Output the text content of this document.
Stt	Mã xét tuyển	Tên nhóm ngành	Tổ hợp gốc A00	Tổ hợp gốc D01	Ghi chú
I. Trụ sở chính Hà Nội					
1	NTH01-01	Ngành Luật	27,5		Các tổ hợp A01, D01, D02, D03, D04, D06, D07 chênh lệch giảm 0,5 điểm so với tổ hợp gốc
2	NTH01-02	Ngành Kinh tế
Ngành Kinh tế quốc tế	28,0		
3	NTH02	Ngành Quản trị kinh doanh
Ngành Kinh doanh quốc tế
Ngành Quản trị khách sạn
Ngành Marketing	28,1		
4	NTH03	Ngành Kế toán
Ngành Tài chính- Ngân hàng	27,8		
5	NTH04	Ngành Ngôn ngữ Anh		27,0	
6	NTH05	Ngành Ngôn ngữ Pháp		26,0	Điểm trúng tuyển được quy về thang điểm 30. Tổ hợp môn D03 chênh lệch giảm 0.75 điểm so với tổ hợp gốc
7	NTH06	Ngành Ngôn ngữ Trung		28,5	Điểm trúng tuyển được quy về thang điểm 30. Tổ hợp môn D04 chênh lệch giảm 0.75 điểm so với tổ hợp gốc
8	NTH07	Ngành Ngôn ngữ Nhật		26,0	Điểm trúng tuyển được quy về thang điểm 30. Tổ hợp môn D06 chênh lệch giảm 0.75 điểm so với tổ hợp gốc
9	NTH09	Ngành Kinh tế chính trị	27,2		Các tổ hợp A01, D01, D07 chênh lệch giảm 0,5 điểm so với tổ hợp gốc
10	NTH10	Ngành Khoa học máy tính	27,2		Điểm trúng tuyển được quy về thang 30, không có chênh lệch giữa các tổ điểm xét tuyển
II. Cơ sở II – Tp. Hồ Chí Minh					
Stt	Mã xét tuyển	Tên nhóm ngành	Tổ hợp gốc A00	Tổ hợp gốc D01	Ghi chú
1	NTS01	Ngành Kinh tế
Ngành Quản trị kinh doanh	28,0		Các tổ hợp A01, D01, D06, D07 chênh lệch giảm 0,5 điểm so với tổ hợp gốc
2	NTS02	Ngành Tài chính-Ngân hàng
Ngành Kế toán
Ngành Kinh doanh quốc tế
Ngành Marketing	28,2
────
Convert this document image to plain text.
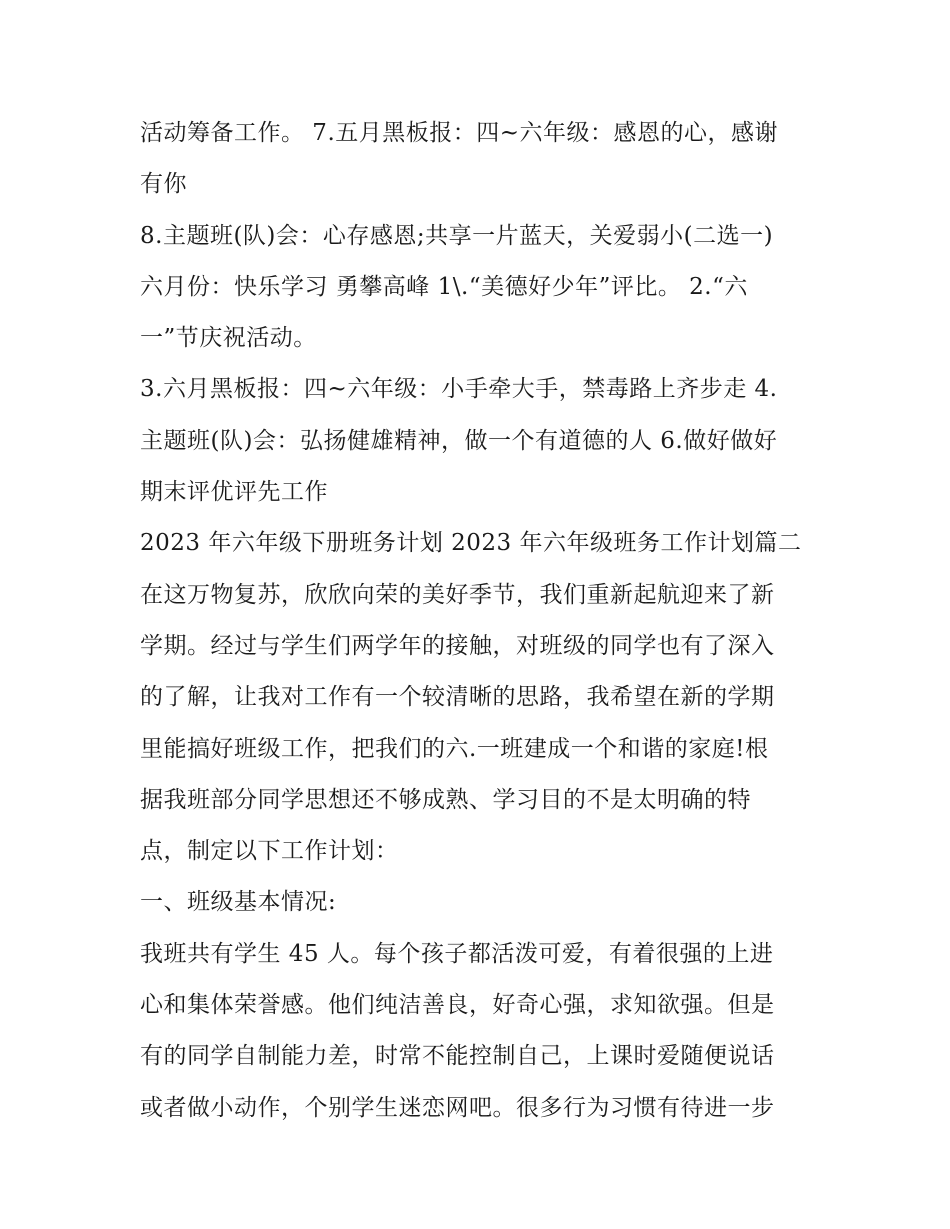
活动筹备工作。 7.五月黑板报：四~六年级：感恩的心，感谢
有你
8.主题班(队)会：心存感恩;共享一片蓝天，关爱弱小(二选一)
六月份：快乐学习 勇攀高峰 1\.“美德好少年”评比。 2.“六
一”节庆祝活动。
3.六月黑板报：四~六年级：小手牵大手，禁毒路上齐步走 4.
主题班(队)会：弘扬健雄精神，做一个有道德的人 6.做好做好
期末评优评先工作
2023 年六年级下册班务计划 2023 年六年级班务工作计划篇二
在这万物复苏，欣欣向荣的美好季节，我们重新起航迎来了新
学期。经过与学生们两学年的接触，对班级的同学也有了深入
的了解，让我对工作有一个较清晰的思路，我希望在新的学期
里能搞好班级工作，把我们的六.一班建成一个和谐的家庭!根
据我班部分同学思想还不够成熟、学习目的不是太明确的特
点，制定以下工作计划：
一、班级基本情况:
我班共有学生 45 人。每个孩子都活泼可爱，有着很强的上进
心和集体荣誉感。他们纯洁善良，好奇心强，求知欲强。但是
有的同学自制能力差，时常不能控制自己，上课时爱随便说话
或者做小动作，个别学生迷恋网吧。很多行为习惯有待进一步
────
### WHAT YOU ARE ASKED TO DO:
For each line above that contains the word "doanh", copy that line.

### RESPONSE TO THIS EXERCISE:
3	NTH02	Ngành Quản trị kinh doanh
Ngành Kinh doanh quốc tế
Ngành Quản trị kinh doanh	28,0		Các tổ hợp A01, D01, D06, D07 chênh lệch giảm 0,5 điểm so với tổ hợp gốc
Ngành Kinh doanh quốc tế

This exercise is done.